[Extracted records]
begin

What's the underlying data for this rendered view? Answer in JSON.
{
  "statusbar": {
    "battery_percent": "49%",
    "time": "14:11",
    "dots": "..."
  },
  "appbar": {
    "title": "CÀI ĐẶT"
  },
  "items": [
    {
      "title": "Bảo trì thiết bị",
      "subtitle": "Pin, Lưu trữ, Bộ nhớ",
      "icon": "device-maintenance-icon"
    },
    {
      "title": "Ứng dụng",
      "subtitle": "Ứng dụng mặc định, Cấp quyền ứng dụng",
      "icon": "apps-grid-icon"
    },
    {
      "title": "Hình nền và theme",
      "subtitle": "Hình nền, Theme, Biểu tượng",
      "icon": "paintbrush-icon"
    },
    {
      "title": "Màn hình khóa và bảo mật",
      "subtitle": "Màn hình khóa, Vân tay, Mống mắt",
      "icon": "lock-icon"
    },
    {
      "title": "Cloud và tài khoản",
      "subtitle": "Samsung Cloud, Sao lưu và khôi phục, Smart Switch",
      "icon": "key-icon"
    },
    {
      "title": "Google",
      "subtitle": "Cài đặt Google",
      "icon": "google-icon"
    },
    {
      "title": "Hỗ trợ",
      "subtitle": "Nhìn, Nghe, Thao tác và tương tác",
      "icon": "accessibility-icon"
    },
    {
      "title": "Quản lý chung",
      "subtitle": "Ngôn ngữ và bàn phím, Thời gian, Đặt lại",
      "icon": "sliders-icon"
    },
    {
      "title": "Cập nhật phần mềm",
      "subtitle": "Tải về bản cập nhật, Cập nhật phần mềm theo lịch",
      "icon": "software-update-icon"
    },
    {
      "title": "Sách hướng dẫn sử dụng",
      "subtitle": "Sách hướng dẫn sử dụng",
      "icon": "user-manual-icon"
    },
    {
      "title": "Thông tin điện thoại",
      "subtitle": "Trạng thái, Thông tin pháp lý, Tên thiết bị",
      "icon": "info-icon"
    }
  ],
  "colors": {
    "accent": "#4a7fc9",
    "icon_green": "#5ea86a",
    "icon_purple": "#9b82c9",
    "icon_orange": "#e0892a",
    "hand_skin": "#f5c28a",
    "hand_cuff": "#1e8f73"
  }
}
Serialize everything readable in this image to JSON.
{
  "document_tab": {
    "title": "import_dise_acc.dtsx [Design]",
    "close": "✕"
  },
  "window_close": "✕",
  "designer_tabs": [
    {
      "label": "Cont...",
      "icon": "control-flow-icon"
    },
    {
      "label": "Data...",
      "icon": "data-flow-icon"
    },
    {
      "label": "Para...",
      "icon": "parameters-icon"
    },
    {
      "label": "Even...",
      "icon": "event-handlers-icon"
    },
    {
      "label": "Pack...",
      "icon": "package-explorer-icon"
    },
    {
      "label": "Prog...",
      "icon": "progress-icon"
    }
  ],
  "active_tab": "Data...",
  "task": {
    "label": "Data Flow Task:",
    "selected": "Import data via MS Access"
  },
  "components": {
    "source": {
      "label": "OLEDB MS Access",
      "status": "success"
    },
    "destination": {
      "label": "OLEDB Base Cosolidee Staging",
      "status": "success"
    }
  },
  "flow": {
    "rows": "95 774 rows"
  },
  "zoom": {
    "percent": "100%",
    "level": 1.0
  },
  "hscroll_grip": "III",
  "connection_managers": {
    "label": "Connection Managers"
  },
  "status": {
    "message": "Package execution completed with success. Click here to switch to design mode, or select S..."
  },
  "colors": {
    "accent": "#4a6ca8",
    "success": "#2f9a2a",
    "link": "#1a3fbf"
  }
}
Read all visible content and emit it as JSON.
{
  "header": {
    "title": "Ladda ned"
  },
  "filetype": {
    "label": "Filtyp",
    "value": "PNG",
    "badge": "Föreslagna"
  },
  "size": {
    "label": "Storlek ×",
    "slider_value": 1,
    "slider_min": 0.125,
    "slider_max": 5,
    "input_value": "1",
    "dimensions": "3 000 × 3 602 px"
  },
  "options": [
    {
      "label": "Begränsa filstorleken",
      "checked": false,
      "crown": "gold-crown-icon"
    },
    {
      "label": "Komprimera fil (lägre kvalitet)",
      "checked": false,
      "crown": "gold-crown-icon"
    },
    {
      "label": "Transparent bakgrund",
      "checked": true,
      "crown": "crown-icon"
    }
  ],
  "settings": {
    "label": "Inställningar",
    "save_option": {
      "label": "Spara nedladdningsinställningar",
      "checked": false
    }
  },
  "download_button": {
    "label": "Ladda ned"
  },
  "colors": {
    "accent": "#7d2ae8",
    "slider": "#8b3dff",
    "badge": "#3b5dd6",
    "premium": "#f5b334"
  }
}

end

▶ **Brief**
Repeat all the records. Match each line exactly.

▶ **Task result**
What's the underlying data for this rendered view? Answer in JSON.
{
  "statusbar": {
    "battery_percent": "49%",
    "time": "14:11",
    "dots": "..."
  },
  "appbar": {
    "title": "CÀI ĐẶT"
  },
  "items": [
    {
      "title": "Bảo trì thiết bị",
      "subtitle": "Pin, Lưu trữ, Bộ nhớ",
      "icon": "device-maintenance-icon"
    },
    {
      "title": "Ứng dụng",
      "subtitle": "Ứng dụng mặc định, Cấp quyền ứng dụng",
      "icon": "apps-grid-icon"
    },
    {
      "title": "Hình nền và theme",
      "subtitle": "Hình nền, Theme, Biểu tượng",
      "icon": "paintbrush-icon"
    },
    {
      "title": "Màn hình khóa và bảo mật",
      "subtitle": "Màn hình khóa, Vân tay, Mống mắt",
      "icon": "lock-icon"
    },
    {
      "title": "Cloud và tài khoản",
      "subtitle": "Samsung Cloud, Sao lưu và khôi phục, Smart Switch",
      "icon": "key-icon"
    },
    {
      "title": "Google",
      "subtitle": "Cài đặt Google",
      "icon": "google-icon"
    },
    {
      "title": "Hỗ trợ",
      "subtitle": "Nhìn, Nghe, Thao tác và tương tác",
      "icon": "accessibility-icon"
    },
    {
      "title": "Quản lý chung",
      "subtitle": "Ngôn ngữ và bàn phím, Thời gian, Đặt lại",
      "icon": "sliders-icon"
    },
    {
      "title": "Cập nhật phần mềm",
      "subtitle": "Tải về bản cập nhật, Cập nhật phần mềm theo lịch",
      "icon": "software-update-icon"
    },
    {
      "title": "Sách hướng dẫn sử dụng",
      "subtitle": "Sách hướng dẫn sử dụng",
      "icon": "user-manual-icon"
    },
    {
      "title": "Thông tin điện thoại",
      "subtitle": "Trạng thái, Thông tin pháp lý, Tên thiết bị",
      "icon": "info-icon"
    }
  ],
  "colors": {
    "accent": "#4a7fc9",
    "icon_green": "#5ea86a",
    "icon_purple": "#9b82c9",
    "icon_orange": "#e0892a",
    "hand_skin": "#f5c28a",
    "hand_cuff": "#1e8f73"
  }
}
Serialize everything readable in this image to JSON.
{
  "document_tab": {
    "title": "import_dise_acc.dtsx [Design]",
    "close": "✕"
  },
  "window_close": "✕",
  "designer_tabs": [
    {
      "label": "Cont...",
      "icon": "control-flow-icon"
    },
    {
      "label": "Data...",
      "icon": "data-flow-icon"
    },
    {
      "label": "Para...",
      "icon": "parameters-icon"
    },
    {
      "label": "Even...",
      "icon": "event-handlers-icon"
    },
    {
      "label": "Pack...",
      "icon": "package-explorer-icon"
    },
    {
      "label": "Prog...",
      "icon": "progress-icon"
    }
  ],
  "active_tab": "Data...",
  "task": {
    "label": "Data Flow Task:",
    "selected": "Import data via MS Access"
  },
  "components": {
    "source": {
      "label": "OLEDB MS Access",
      "status": "success"
    },
    "destination": {
      "label": "OLEDB Base Cosolidee Staging",
      "status": "success"
    }
  },
  "flow": {
    "rows": "95 774 rows"
  },
  "zoom": {
    "percent": "100%",
    "level": 1.0
  },
  "hscroll_grip": "III",
  "connection_managers": {
    "label": "Connection Managers"
  },
  "status": {
    "message": "Package execution completed with success. Click here to switch to design mode, or select S..."
  },
  "colors": {
    "accent": "#4a6ca8",
    "success": "#2f9a2a",
    "link": "#1a3fbf"
  }
}
Read all visible content and emit it as JSON.
{
  "header": {
    "title": "Ladda ned"
  },
  "filetype": {
    "label": "Filtyp",
    "value": "PNG",
    "badge": "Föreslagna"
  },
  "size": {
    "label": "Storlek ×",
    "slider_value": 1,
    "slider_min": 0.125,
    "slider_max": 5,
    "input_value": "1",
    "dimensions": "3 000 × 3 602 px"
  },
  "options": [
    {
      "label": "Begränsa filstorleken",
      "checked": false,
      "crown": "gold-crown-icon"
    },
    {
      "label": "Komprimera fil (lägre kvalitet)",
      "checked": false,
      "crown": "gold-crown-icon"
    },
    {
      "label": "Transparent bakgrund",
      "checked": true,
      "crown": "crown-icon"
    }
  ],
  "settings": {
    "label": "Inställningar",
    "save_option": {
      "label": "Spara nedladdningsinställningar",
      "checked": false
    }
  },
  "download_button": {
    "label": "Ladda ned"
  },
  "colors": {
    "accent": "#7d2ae8",
    "slider": "#8b3dff",
    "badge": "#3b5dd6",
    "premium": "#f5b334"
  }
}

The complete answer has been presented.